**WHAT IS EXPECTED**:
Your task is to output the entries below word for word.

— START EXCERPTED RECORDS —

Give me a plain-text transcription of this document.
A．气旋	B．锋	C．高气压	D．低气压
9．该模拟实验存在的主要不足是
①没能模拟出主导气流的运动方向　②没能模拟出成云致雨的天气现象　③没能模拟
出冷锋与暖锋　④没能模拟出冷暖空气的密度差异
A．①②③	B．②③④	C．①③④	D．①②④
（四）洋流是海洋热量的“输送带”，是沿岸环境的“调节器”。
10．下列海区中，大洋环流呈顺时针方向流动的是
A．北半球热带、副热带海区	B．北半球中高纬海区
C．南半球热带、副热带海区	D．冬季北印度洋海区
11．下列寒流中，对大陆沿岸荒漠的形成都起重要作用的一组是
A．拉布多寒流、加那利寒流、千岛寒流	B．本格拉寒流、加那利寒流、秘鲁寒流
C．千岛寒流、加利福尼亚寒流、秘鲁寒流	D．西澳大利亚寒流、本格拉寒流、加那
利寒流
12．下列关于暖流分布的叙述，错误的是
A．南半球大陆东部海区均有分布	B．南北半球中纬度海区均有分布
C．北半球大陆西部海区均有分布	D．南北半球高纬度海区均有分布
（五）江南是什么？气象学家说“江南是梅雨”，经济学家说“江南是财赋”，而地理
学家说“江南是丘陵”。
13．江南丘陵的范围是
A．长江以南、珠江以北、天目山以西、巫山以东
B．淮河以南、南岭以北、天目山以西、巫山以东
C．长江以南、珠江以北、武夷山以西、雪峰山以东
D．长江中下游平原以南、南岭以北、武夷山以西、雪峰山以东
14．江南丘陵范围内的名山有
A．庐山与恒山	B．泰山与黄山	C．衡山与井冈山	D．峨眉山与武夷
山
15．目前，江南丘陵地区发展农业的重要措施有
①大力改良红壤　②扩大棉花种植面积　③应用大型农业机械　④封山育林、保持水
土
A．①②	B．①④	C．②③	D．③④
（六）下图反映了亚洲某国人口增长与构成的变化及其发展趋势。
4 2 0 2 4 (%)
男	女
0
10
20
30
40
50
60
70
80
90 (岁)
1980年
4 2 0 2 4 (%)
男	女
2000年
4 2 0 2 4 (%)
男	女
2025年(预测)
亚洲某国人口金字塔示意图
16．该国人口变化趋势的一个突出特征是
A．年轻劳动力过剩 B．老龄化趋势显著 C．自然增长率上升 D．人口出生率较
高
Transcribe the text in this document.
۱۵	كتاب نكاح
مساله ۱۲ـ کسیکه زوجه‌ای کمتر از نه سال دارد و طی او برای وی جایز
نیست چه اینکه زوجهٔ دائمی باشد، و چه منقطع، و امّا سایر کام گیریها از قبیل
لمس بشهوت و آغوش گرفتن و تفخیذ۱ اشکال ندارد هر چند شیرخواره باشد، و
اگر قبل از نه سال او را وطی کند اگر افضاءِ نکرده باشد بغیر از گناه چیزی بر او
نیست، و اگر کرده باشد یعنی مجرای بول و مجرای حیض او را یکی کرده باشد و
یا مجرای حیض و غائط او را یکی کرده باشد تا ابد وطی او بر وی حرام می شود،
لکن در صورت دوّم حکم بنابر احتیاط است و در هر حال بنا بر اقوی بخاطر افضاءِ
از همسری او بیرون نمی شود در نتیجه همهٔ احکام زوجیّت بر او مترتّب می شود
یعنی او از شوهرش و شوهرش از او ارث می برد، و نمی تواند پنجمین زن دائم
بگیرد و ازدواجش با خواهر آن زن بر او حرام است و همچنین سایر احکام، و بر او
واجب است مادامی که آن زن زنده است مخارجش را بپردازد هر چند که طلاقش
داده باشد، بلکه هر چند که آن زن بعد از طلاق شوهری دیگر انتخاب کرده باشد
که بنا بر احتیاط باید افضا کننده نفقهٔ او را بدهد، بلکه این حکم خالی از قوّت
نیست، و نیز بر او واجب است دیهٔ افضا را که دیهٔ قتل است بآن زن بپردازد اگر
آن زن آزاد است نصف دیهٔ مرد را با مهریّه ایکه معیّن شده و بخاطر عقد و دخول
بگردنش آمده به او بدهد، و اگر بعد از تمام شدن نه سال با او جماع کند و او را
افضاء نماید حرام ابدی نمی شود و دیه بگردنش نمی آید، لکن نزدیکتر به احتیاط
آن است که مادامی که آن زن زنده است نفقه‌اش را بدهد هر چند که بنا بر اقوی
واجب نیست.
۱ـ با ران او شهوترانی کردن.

— END EXCERPTED RECORDS —

**REPLY**:
Give me a plain-text transcription of this document.
A．气旋	B．锋	C．高气压	D．低气压
9．该模拟实验存在的主要不足是
①没能模拟出主导气流的运动方向　②没能模拟出成云致雨的天气现象　③没能模拟
出冷锋与暖锋　④没能模拟出冷暖空气的密度差异
A．①②③	B．②③④	C．①③④	D．①②④
（四）洋流是海洋热量的“输送带”，是沿岸环境的“调节器”。
10．下列海区中，大洋环流呈顺时针方向流动的是
A．北半球热带、副热带海区	B．北半球中高纬海区
C．南半球热带、副热带海区	D．冬季北印度洋海区
11．下列寒流中，对大陆沿岸荒漠的形成都起重要作用的一组是
A．拉布多寒流、加那利寒流、千岛寒流	B．本格拉寒流、加那利寒流、秘鲁寒流
C．千岛寒流、加利福尼亚寒流、秘鲁寒流	D．西澳大利亚寒流、本格拉寒流、加那
利寒流
12．下列关于暖流分布的叙述，错误的是
A．南半球大陆东部海区均有分布	B．南北半球中纬度海区均有分布
C．北半球大陆西部海区均有分布	D．南北半球高纬度海区均有分布
（五）江南是什么？气象学家说“江南是梅雨”，经济学家说“江南是财赋”，而地理
学家说“江南是丘陵”。
13．江南丘陵的范围是
A．长江以南、珠江以北、天目山以西、巫山以东
B．淮河以南、南岭以北、天目山以西、巫山以东
C．长江以南、珠江以北、武夷山以西、雪峰山以东
D．长江中下游平原以南、南岭以北、武夷山以西、雪峰山以东
14．江南丘陵范围内的名山有
A．庐山与恒山	B．泰山与黄山	C．衡山与井冈山	D．峨眉山与武夷
山
15．目前，江南丘陵地区发展农业的重要措施有
①大力改良红壤　②扩大棉花种植面积　③应用大型农业机械　④封山育林、保持水
土
A．①②	B．①④	C．②③	D．③④
（六）下图反映了亚洲某国人口增长与构成的变化及其发展趋势。
4 2 0 2 4 (%)
男	女
0
10
20
30
40
50
60
70
80
90 (岁)
1980年
4 2 0 2 4 (%)
男	女
2000年
4 2 0 2 4 (%)
男	女
2025年(预测)
亚洲某国人口金字塔示意图
16．该国人口变化趋势的一个突出特征是
A．年轻劳动力过剩 B．老龄化趋势显著 C．自然增长率上升 D．人口出生率较
高
Transcribe the text in this document.
۱۵	كتاب نكاح
مساله ۱۲ـ کسیکه زوجه‌ای کمتر از نه سال دارد و طی او برای وی جایز
نیست چه اینکه زوجهٔ دائمی باشد، و چه منقطع، و امّا سایر کام گیریها از قبیل
لمس بشهوت و آغوش گرفتن و تفخیذ۱ اشکال ندارد هر چند شیرخواره باشد، و
اگر قبل از نه سال او را وطی کند اگر افضاءِ نکرده باشد بغیر از گناه چیزی بر او
نیست، و اگر کرده باشد یعنی مجرای بول و مجرای حیض او را یکی کرده باشد و
یا مجرای حیض و غائط او را یکی کرده باشد تا ابد وطی او بر وی حرام می شود،
لکن در صورت دوّم حکم بنابر احتیاط است و در هر حال بنا بر اقوی بخاطر افضاءِ
از همسری او بیرون نمی شود در نتیجه همهٔ احکام زوجیّت بر او مترتّب می شود
یعنی او از شوهرش و شوهرش از او ارث می برد، و نمی تواند پنجمین زن دائم
بگیرد و ازدواجش با خواهر آن زن بر او حرام است و همچنین سایر احکام، و بر او
واجب است مادامی که آن زن زنده است مخارجش را بپردازد هر چند که طلاقش
داده باشد، بلکه هر چند که آن زن بعد از طلاق شوهری دیگر انتخاب کرده باشد
که بنا بر احتیاط باید افضا کننده نفقهٔ او را بدهد، بلکه این حکم خالی از قوّت
نیست، و نیز بر او واجب است دیهٔ افضا را که دیهٔ قتل است بآن زن بپردازد اگر
آن زن آزاد است نصف دیهٔ مرد را با مهریّه ایکه معیّن شده و بخاطر عقد و دخول
بگردنش آمده به او بدهد، و اگر بعد از تمام شدن نه سال با او جماع کند و او را
افضاء نماید حرام ابدی نمی شود و دیه بگردنش نمی آید، لکن نزدیکتر به احتیاط
آن است که مادامی که آن زن زنده است نفقه‌اش را بدهد هر چند که بنا بر اقوی
واجب نیست.
۱ـ با ران او شهوترانی کردن.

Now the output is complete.